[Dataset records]
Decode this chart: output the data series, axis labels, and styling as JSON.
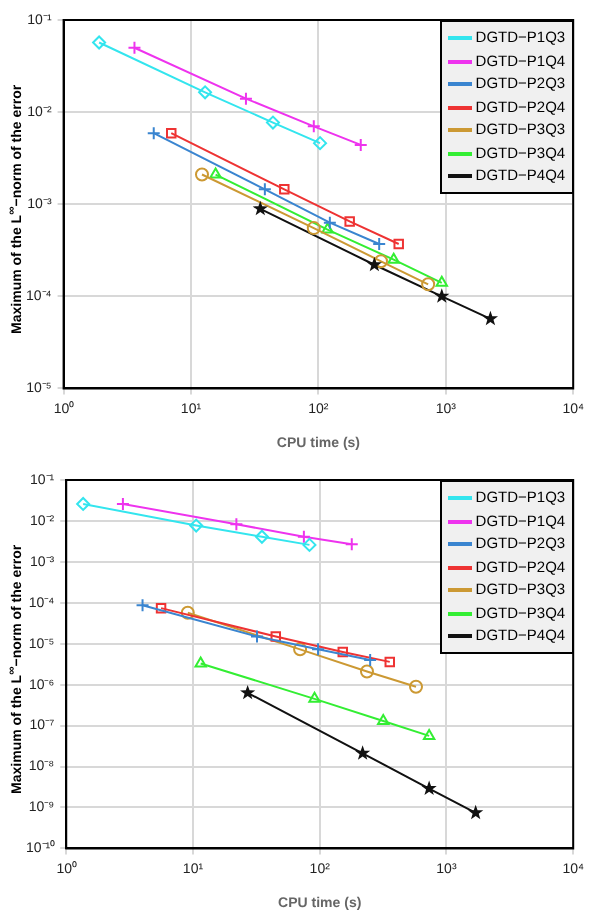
{
  "chart_data": [
    {
      "type": "line",
      "xlabel": "CPU time (s)",
      "ylabel": "Maximum of the L$^{∞}$−norm of the error",
      "log": "xy",
      "grid": true,
      "legend": "top right",
      "line_style": "solid",
      "xlim": [
        1,
        10000
      ],
      "xticks": [
        {
          "value": 1,
          "label": "10⁰"
        },
        {
          "value": 10,
          "label": "10¹"
        },
        {
          "value": 100,
          "label": "10²"
        },
        {
          "value": 1000,
          "label": "10³"
        },
        {
          "value": 10000,
          "label": "10⁴"
        }
      ],
      "ylim": [
        1e-05,
        0.1
      ],
      "yticks": [
        {
          "value": 1e-05,
          "label": "10⁻⁵"
        },
        {
          "value": 0.0001,
          "label": "10⁻⁴"
        },
        {
          "value": 0.001,
          "label": "10⁻³"
        },
        {
          "value": 0.01,
          "label": "10⁻²"
        },
        {
          "value": 0.1,
          "label": "10⁻¹"
        }
      ],
      "series": [
        {
          "name": "DGTD−P1Q3",
          "color": "#33e5ee",
          "marker": "diamond",
          "x": [
            1.9,
            12.9,
            44,
            103
          ],
          "values": [
            0.057,
            0.0164,
            0.0077,
            0.0046
          ]
        },
        {
          "name": "DGTD−P1Q4",
          "color": "#ee33ee",
          "marker": "cross",
          "x": [
            3.6,
            27,
            92,
            215
          ],
          "values": [
            0.05,
            0.014,
            0.007,
            0.0044
          ]
        },
        {
          "name": "DGTD−P2Q3",
          "color": "#3a85d0",
          "marker": "cross",
          "x": [
            5.1,
            38,
            123,
            300
          ],
          "values": [
            0.0059,
            0.00145,
            0.00063,
            0.00037
          ]
        },
        {
          "name": "DGTD−P2Q4",
          "color": "#ee3333",
          "marker": "square",
          "x": [
            7,
            54,
            176,
            427
          ],
          "values": [
            0.0059,
            0.00145,
            0.00065,
            0.00037
          ]
        },
        {
          "name": "DGTD−P3Q3",
          "color": "#cc9933",
          "marker": "circle",
          "x": [
            12.2,
            92,
            310,
            727
          ],
          "values": [
            0.0021,
            0.00055,
            0.00024,
            0.000135
          ]
        },
        {
          "name": "DGTD−P3Q4",
          "color": "#33ee33",
          "marker": "triangle",
          "x": [
            15.6,
            118,
            390,
            930
          ],
          "values": [
            0.0021,
            0.00053,
            0.00025,
            0.00014
          ]
        },
        {
          "name": "DGTD−P4Q4",
          "color": "#111111",
          "marker": "star",
          "x": [
            35,
            275,
            930,
            2240
          ],
          "values": [
            0.00089,
            0.00022,
            0.0001,
            5.7e-05
          ]
        }
      ]
    },
    {
      "type": "line",
      "xlabel": "CPU time (s)",
      "ylabel": "Maximum of the L$^{∞}$−norm of the error",
      "log": "xy",
      "grid": true,
      "legend": "top right",
      "line_style": "solid",
      "xlim": [
        1,
        10000
      ],
      "xticks": [
        {
          "value": 1,
          "label": "10⁰"
        },
        {
          "value": 10,
          "label": "10¹"
        },
        {
          "value": 100,
          "label": "10²"
        },
        {
          "value": 1000,
          "label": "10³"
        },
        {
          "value": 10000,
          "label": "10⁴"
        }
      ],
      "ylim": [
        1e-10,
        0.1
      ],
      "yticks": [
        {
          "value": 1e-10,
          "label": "10⁻¹⁰"
        },
        {
          "value": 1e-09,
          "label": "10⁻⁹"
        },
        {
          "value": 1e-08,
          "label": "10⁻⁸"
        },
        {
          "value": 1e-07,
          "label": "10⁻⁷"
        },
        {
          "value": 1e-06,
          "label": "10⁻⁶"
        },
        {
          "value": 1e-05,
          "label": "10⁻⁵"
        },
        {
          "value": 0.0001,
          "label": "10⁻⁴"
        },
        {
          "value": 0.001,
          "label": "10⁻³"
        },
        {
          "value": 0.01,
          "label": "10⁻²"
        },
        {
          "value": 0.1,
          "label": "10⁻¹"
        }
      ],
      "series": [
        {
          "name": "DGTD−P1Q3",
          "color": "#33e5ee",
          "marker": "diamond",
          "x": [
            1.36,
            10.6,
            35,
            83
          ],
          "values": [
            0.026,
            0.0077,
            0.0041,
            0.0026
          ]
        },
        {
          "name": "DGTD−P1Q4",
          "color": "#ee33ee",
          "marker": "cross",
          "x": [
            2.8,
            22,
            75,
            179
          ],
          "values": [
            0.026,
            0.0083,
            0.0041,
            0.0027
          ]
        },
        {
          "name": "DGTD−P2Q3",
          "color": "#3a85d0",
          "marker": "cross",
          "x": [
            4,
            32,
            97,
            250
          ],
          "values": [
            8.7e-05,
            1.5e-05,
            7.3e-06,
            4e-06
          ]
        },
        {
          "name": "DGTD−P2Q4",
          "color": "#ee3333",
          "marker": "square",
          "x": [
            5.6,
            45,
            152,
            357
          ],
          "values": [
            7.4e-05,
            1.5e-05,
            6.3e-06,
            3.6e-06
          ]
        },
        {
          "name": "DGTD−P3Q3",
          "color": "#cc9933",
          "marker": "circle",
          "x": [
            9.1,
            70,
            236,
            575
          ],
          "values": [
            5.7e-05,
            7.3e-06,
            2.1e-06,
            8.9e-07
          ]
        },
        {
          "name": "DGTD−P3Q4",
          "color": "#33ee33",
          "marker": "triangle",
          "x": [
            11.5,
            91,
            317,
            730
          ],
          "values": [
            3.3e-06,
            4.5e-07,
            1.3e-07,
            5.6e-08
          ]
        },
        {
          "name": "DGTD−P4Q4",
          "color": "#111111",
          "marker": "star",
          "x": [
            27,
            218,
            730,
            1700
          ],
          "values": [
            6.3e-07,
            2.1e-08,
            2.9e-09,
            7.4e-10
          ]
        }
      ]
    }
  ]
}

WHAT YOU NEED TO DO: Return the records exactly. Don't carry the pictures over.

RESPONSE BELOW:
Decode this chart: output the data series, axis labels, and styling as JSON.
{
  "chart_data": [
    {
      "type": "line",
      "xlabel": "CPU time (s)",
      "ylabel": "Maximum of the L$^{∞}$−norm of the error",
      "log": "xy",
      "grid": true,
      "legend": "top right",
      "line_style": "solid",
      "xlim": [
        1,
        10000
      ],
      "xticks": [
        {
          "value": 1,
          "label": "10⁰"
        },
        {
          "value": 10,
          "label": "10¹"
        },
        {
          "value": 100,
          "label": "10²"
        },
        {
          "value": 1000,
          "label": "10³"
        },
        {
          "value": 10000,
          "label": "10⁴"
        }
      ],
      "ylim": [
        1e-05,
        0.1
      ],
      "yticks": [
        {
          "value": 1e-05,
          "label": "10⁻⁵"
        },
        {
          "value": 0.0001,
          "label": "10⁻⁴"
        },
        {
          "value": 0.001,
          "label": "10⁻³"
        },
        {
          "value": 0.01,
          "label": "10⁻²"
        },
        {
          "value": 0.1,
          "label": "10⁻¹"
        }
      ],
      "series": [
        {
          "name": "DGTD−P1Q3",
          "color": "#33e5ee",
          "marker": "diamond",
          "x": [
            1.9,
            12.9,
            44,
            103
          ],
          "values": [
            0.057,
            0.0164,
            0.0077,
            0.0046
          ]
        },
        {
          "name": "DGTD−P1Q4",
          "color": "#ee33ee",
          "marker": "cross",
          "x": [
            3.6,
            27,
            92,
            215
          ],
          "values": [
            0.05,
            0.014,
            0.007,
            0.0044
          ]
        },
        {
          "name": "DGTD−P2Q3",
          "color": "#3a85d0",
          "marker": "cross",
          "x": [
            5.1,
            38,
            123,
            300
          ],
          "values": [
            0.0059,
            0.00145,
            0.00063,
            0.00037
          ]
        },
        {
          "name": "DGTD−P2Q4",
          "color": "#ee3333",
          "marker": "square",
          "x": [
            7,
            54,
            176,
            427
          ],
          "values": [
            0.0059,
            0.00145,
            0.00065,
            0.00037
          ]
        },
        {
          "name": "DGTD−P3Q3",
          "color": "#cc9933",
          "marker": "circle",
          "x": [
            12.2,
            92,
            310,
            727
          ],
          "values": [
            0.0021,
            0.00055,
            0.00024,
            0.000135
          ]
        },
        {
          "name": "DGTD−P3Q4",
          "color": "#33ee33",
          "marker": "triangle",
          "x": [
            15.6,
            118,
            390,
            930
          ],
          "values": [
            0.0021,
            0.00053,
            0.00025,
            0.00014
          ]
        },
        {
          "name": "DGTD−P4Q4",
          "color": "#111111",
          "marker": "star",
          "x": [
            35,
            275,
            930,
            2240
          ],
          "values": [
            0.00089,
            0.00022,
            0.0001,
            5.7e-05
          ]
        }
      ]
    },
    {
      "type": "line",
      "xlabel": "CPU time (s)",
      "ylabel": "Maximum of the L$^{∞}$−norm of the error",
      "log": "xy",
      "grid": true,
      "legend": "top right",
      "line_style": "solid",
      "xlim": [
        1,
        10000
      ],
      "xticks": [
        {
          "value": 1,
          "label": "10⁰"
        },
        {
          "value": 10,
          "label": "10¹"
        },
        {
          "value": 100,
          "label": "10²"
        },
        {
          "value": 1000,
          "label": "10³"
        },
        {
          "value": 10000,
          "label": "10⁴"
        }
      ],
      "ylim": [
        1e-10,
        0.1
      ],
      "yticks": [
        {
          "value": 1e-10,
          "label": "10⁻¹⁰"
        },
        {
          "value": 1e-09,
          "label": "10⁻⁹"
        },
        {
          "value": 1e-08,
          "label": "10⁻⁸"
        },
        {
          "value": 1e-07,
          "label": "10⁻⁷"
        },
        {
          "value": 1e-06,
          "label": "10⁻⁶"
        },
        {
          "value": 1e-05,
          "label": "10⁻⁵"
        },
        {
          "value": 0.0001,
          "label": "10⁻⁴"
        },
        {
          "value": 0.001,
          "label": "10⁻³"
        },
        {
          "value": 0.01,
          "label": "10⁻²"
        },
        {
          "value": 0.1,
          "label": "10⁻¹"
        }
      ],
      "series": [
        {
          "name": "DGTD−P1Q3",
          "color": "#33e5ee",
          "marker": "diamond",
          "x": [
            1.36,
            10.6,
            35,
            83
          ],
          "values": [
            0.026,
            0.0077,
            0.0041,
            0.0026
          ]
        },
        {
          "name": "DGTD−P1Q4",
          "color": "#ee33ee",
          "marker": "cross",
          "x": [
            2.8,
            22,
            75,
            179
          ],
          "values": [
            0.026,
            0.0083,
            0.0041,
            0.0027
          ]
        },
        {
          "name": "DGTD−P2Q3",
          "color": "#3a85d0",
          "marker": "cross",
          "x": [
            4,
            32,
            97,
            250
          ],
          "values": [
            8.7e-05,
            1.5e-05,
            7.3e-06,
            4e-06
          ]
        },
        {
          "name": "DGTD−P2Q4",
          "color": "#ee3333",
          "marker": "square",
          "x": [
            5.6,
            45,
            152,
            357
          ],
          "values": [
            7.4e-05,
            1.5e-05,
            6.3e-06,
            3.6e-06
          ]
        },
        {
          "name": "DGTD−P3Q3",
          "color": "#cc9933",
          "marker": "circle",
          "x": [
            9.1,
            70,
            236,
            575
          ],
          "values": [
            5.7e-05,
            7.3e-06,
            2.1e-06,
            8.9e-07
          ]
        },
        {
          "name": "DGTD−P3Q4",
          "color": "#33ee33",
          "marker": "triangle",
          "x": [
            11.5,
            91,
            317,
            730
          ],
          "values": [
            3.3e-06,
            4.5e-07,
            1.3e-07,
            5.6e-08
          ]
        },
        {
          "name": "DGTD−P4Q4",
          "color": "#111111",
          "marker": "star",
          "x": [
            27,
            218,
            730,
            1700
          ],
          "values": [
            6.3e-07,
            2.1e-08,
            2.9e-09,
            7.4e-10
          ]
        }
      ]
    }
  ]
}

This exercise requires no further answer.